## Directions for this task
Word for word, restate every line of the material.

******************************

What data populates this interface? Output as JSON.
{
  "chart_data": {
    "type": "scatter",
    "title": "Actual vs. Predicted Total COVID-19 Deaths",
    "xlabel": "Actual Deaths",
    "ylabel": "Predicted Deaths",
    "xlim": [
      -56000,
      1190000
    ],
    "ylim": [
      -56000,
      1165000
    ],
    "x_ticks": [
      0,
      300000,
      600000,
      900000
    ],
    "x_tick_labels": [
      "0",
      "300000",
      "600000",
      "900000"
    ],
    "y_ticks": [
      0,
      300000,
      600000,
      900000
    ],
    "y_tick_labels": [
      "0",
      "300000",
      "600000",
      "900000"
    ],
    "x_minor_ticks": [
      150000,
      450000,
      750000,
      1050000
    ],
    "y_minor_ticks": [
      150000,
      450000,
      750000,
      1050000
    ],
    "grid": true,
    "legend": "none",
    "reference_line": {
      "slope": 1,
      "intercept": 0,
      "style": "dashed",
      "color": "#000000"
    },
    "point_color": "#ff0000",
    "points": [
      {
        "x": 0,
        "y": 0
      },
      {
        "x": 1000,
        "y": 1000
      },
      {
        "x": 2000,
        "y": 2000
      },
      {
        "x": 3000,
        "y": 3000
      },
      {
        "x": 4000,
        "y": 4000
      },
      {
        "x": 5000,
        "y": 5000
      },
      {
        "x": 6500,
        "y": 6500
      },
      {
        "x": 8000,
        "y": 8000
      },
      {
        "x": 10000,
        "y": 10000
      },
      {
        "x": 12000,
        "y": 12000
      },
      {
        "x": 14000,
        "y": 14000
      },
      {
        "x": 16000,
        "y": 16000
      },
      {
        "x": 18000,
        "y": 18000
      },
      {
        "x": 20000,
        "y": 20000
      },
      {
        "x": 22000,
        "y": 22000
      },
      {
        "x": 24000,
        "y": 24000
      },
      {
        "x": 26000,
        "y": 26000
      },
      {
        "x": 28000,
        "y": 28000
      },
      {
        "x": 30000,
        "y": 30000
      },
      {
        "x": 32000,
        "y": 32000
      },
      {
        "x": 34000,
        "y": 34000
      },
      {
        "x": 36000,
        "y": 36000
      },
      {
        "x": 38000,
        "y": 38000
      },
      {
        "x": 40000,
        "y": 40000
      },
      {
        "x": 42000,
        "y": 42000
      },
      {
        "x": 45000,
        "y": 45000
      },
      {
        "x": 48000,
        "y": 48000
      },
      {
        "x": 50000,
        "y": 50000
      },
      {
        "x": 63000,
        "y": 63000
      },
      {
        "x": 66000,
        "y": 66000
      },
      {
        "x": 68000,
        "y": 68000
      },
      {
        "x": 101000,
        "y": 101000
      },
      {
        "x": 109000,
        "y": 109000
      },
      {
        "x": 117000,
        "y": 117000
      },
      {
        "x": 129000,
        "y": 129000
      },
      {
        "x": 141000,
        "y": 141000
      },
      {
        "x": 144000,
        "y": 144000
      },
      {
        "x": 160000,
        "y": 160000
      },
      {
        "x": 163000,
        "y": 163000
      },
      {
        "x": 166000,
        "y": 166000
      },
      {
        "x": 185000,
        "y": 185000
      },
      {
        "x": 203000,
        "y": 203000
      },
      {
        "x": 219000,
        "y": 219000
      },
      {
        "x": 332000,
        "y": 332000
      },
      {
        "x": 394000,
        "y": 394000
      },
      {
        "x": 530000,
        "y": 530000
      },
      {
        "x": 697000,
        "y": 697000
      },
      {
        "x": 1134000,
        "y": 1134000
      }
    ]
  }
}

******************************

## The answer
What data populates this interface? Output as JSON.
{
  "chart_data": {
    "type": "scatter",
    "title": "Actual vs. Predicted Total COVID-19 Deaths",
    "xlabel": "Actual Deaths",
    "ylabel": "Predicted Deaths",
    "xlim": [
      -56000,
      1190000
    ],
    "ylim": [
      -56000,
      1165000
    ],
    "x_ticks": [
      0,
      300000,
      600000,
      900000
    ],
    "x_tick_labels": [
      "0",
      "300000",
      "600000",
      "900000"
    ],
    "y_ticks": [
      0,
      300000,
      600000,
      900000
    ],
    "y_tick_labels": [
      "0",
      "300000",
      "600000",
      "900000"
    ],
    "x_minor_ticks": [
      150000,
      450000,
      750000,
      1050000
    ],
    "y_minor_ticks": [
      150000,
      450000,
      750000,
      1050000
    ],
    "grid": true,
    "legend": "none",
    "reference_line": {
      "slope": 1,
      "intercept": 0,
      "style": "dashed",
      "color": "#000000"
    },
    "point_color": "#ff0000",
    "points": [
      {
        "x": 0,
        "y": 0
      },
      {
        "x": 1000,
        "y": 1000
      },
      {
        "x": 2000,
        "y": 2000
      },
      {
        "x": 3000,
        "y": 3000
      },
      {
        "x": 4000,
        "y": 4000
      },
      {
        "x": 5000,
        "y": 5000
      },
      {
        "x": 6500,
        "y": 6500
      },
      {
        "x": 8000,
        "y": 8000
      },
      {
        "x": 10000,
        "y": 10000
      },
      {
        "x": 12000,
        "y": 12000
      },
      {
        "x": 14000,
        "y": 14000
      },
      {
        "x": 16000,
        "y": 16000
      },
      {
        "x": 18000,
        "y": 18000
      },
      {
        "x": 20000,
        "y": 20000
      },
      {
        "x": 22000,
        "y": 22000
      },
      {
        "x": 24000,
        "y": 24000
      },
      {
        "x": 26000,
        "y": 26000
      },
      {
        "x": 28000,
        "y": 28000
      },
      {
        "x": 30000,
        "y": 30000
      },
      {
        "x": 32000,
        "y": 32000
      },
      {
        "x": 34000,
        "y": 34000
      },
      {
        "x": 36000,
        "y": 36000
      },
      {
        "x": 38000,
        "y": 38000
      },
      {
        "x": 40000,
        "y": 40000
      },
      {
        "x": 42000,
        "y": 42000
      },
      {
        "x": 45000,
        "y": 45000
      },
      {
        "x": 48000,
        "y": 48000
      },
      {
        "x": 50000,
        "y": 50000
      },
      {
        "x": 63000,
        "y": 63000
      },
      {
        "x": 66000,
        "y": 66000
      },
      {
        "x": 68000,
        "y": 68000
      },
      {
        "x": 101000,
        "y": 101000
      },
      {
        "x": 109000,
        "y": 109000
      },
      {
        "x": 117000,
        "y": 117000
      },
      {
        "x": 129000,
        "y": 129000
      },
      {
        "x": 141000,
        "y": 141000
      },
      {
        "x": 144000,
        "y": 144000
      },
      {
        "x": 160000,
        "y": 160000
      },
      {
        "x": 163000,
        "y": 163000
      },
      {
        "x": 166000,
        "y": 166000
      },
      {
        "x": 185000,
        "y": 185000
      },
      {
        "x": 203000,
        "y": 203000
      },
      {
        "x": 219000,
        "y": 219000
      },
      {
        "x": 332000,
        "y": 332000
      },
      {
        "x": 394000,
        "y": 394000
      },
      {
        "x": 530000,
        "y": 530000
      },
      {
        "x": 697000,
        "y": 697000
      },
      {
        "x": 1134000,
        "y": 1134000
      }
    ]
  }
}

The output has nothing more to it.